◆ EXCERPTED DATA ◆

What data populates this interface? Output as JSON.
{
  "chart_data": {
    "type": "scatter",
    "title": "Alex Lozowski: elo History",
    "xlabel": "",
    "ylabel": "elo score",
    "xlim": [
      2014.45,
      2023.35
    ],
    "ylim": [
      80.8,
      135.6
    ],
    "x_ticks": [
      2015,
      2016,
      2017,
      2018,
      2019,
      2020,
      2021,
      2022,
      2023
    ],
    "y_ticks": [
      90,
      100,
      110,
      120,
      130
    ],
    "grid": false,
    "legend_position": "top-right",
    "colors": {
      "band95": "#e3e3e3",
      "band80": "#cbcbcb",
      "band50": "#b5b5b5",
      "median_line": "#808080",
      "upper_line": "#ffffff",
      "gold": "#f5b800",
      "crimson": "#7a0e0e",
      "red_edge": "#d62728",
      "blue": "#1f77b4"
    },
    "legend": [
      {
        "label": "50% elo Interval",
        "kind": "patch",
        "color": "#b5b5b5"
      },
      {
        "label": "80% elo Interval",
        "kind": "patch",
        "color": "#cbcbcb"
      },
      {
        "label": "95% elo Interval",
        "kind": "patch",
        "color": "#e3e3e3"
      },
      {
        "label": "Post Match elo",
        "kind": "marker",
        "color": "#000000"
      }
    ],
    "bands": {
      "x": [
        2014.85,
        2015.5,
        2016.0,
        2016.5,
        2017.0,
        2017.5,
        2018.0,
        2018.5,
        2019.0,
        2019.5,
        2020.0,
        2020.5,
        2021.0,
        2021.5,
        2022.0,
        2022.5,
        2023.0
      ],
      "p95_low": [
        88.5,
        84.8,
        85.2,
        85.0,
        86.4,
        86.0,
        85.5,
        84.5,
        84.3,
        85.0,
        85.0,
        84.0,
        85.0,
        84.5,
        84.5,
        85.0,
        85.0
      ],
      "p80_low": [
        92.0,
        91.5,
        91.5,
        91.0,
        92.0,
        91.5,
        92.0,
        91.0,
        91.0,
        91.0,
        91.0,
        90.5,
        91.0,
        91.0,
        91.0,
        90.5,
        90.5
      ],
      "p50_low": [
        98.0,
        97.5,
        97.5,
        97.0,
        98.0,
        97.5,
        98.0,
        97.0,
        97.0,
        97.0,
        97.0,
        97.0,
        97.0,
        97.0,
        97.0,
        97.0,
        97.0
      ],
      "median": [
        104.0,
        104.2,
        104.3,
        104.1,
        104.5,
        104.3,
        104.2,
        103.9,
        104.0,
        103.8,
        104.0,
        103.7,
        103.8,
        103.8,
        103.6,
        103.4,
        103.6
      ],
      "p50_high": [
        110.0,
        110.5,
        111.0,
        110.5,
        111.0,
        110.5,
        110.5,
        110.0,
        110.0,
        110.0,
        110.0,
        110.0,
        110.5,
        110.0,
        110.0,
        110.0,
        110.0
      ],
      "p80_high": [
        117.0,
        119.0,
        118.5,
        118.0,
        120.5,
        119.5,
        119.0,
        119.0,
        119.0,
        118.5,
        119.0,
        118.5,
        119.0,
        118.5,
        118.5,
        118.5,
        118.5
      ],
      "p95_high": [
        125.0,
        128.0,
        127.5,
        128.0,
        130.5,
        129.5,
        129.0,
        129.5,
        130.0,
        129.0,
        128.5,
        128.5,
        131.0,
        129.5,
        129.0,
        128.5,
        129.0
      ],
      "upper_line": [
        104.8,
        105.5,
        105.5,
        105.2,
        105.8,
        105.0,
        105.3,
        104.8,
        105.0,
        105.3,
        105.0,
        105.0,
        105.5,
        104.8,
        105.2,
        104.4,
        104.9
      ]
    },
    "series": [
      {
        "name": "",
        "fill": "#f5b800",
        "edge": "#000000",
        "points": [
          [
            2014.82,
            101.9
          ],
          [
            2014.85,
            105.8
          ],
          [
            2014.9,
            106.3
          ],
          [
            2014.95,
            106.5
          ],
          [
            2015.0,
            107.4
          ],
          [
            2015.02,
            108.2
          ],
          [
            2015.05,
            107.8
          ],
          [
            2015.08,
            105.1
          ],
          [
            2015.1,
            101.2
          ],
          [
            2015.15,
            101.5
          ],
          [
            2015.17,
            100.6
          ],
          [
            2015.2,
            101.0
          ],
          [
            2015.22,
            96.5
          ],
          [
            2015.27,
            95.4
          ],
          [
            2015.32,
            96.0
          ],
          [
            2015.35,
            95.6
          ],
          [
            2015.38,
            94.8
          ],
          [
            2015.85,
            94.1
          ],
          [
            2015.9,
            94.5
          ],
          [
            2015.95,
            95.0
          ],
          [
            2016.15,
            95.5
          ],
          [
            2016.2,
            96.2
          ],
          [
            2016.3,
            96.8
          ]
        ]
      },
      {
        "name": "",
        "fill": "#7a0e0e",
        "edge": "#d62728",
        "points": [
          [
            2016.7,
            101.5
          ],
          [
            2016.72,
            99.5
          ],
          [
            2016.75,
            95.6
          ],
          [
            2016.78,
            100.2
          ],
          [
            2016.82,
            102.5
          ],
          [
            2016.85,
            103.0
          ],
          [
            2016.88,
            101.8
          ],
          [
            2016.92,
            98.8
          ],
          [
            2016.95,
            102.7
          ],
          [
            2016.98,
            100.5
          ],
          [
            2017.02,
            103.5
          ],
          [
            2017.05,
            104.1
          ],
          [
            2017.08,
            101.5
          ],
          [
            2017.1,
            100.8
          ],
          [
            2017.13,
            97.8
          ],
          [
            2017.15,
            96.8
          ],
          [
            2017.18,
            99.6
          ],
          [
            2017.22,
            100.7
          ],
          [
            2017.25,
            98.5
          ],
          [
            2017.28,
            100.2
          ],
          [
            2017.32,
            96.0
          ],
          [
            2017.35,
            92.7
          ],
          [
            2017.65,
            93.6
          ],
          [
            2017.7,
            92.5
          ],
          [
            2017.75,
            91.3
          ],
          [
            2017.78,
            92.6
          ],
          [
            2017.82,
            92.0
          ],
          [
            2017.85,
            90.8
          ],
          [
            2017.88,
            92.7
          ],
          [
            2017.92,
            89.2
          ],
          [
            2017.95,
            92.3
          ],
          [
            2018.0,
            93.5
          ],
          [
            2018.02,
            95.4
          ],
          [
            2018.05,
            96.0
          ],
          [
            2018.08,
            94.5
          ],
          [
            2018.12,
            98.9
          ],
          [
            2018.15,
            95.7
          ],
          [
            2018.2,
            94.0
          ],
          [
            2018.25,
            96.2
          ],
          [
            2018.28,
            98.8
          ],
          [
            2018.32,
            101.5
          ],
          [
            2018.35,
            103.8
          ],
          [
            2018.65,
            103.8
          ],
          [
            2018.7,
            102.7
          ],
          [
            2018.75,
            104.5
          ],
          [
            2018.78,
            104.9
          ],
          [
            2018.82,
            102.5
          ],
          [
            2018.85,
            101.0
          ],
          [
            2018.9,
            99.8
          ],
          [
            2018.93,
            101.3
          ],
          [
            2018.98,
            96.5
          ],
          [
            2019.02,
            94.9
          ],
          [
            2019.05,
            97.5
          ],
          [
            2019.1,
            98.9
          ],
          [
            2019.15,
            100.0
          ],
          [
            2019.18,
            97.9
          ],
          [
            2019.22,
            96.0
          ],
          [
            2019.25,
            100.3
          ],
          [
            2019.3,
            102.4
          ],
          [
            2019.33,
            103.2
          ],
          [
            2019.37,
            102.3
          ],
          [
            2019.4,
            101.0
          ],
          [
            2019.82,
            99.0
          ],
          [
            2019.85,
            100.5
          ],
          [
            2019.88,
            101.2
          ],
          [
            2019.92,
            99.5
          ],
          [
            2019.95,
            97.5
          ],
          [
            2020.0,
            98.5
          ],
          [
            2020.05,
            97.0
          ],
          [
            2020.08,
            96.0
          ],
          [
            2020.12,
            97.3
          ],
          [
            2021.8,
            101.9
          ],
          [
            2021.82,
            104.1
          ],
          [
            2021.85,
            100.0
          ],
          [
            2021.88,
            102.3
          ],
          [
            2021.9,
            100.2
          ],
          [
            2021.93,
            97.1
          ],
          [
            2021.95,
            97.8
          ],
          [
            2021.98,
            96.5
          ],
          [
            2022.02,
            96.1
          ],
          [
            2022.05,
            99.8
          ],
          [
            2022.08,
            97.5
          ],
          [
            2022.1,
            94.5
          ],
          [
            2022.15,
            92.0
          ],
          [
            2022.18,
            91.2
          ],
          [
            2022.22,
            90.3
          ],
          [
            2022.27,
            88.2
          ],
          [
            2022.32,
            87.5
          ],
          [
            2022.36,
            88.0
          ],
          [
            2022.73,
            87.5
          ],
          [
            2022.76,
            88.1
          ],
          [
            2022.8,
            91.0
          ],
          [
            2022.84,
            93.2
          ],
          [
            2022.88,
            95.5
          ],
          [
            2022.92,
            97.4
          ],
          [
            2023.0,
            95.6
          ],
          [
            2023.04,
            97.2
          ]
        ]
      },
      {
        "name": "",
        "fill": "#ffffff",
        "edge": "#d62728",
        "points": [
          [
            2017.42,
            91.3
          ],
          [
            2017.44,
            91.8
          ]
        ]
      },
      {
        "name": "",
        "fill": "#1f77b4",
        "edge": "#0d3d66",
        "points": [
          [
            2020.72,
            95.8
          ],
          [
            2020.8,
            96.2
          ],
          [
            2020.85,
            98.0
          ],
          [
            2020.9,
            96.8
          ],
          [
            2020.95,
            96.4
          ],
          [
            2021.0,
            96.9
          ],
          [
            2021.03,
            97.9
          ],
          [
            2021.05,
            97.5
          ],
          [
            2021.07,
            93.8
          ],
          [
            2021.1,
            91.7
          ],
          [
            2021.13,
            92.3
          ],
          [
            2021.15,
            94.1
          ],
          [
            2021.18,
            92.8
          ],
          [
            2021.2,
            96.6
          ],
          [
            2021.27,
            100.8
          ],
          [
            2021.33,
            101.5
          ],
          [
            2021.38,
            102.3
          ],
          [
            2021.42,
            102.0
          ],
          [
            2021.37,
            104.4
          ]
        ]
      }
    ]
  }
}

◆ JOB ◆
Count the lines that hold the string "Interval", and reply with that number alone.

◆ TASK RESPONSE ◆
3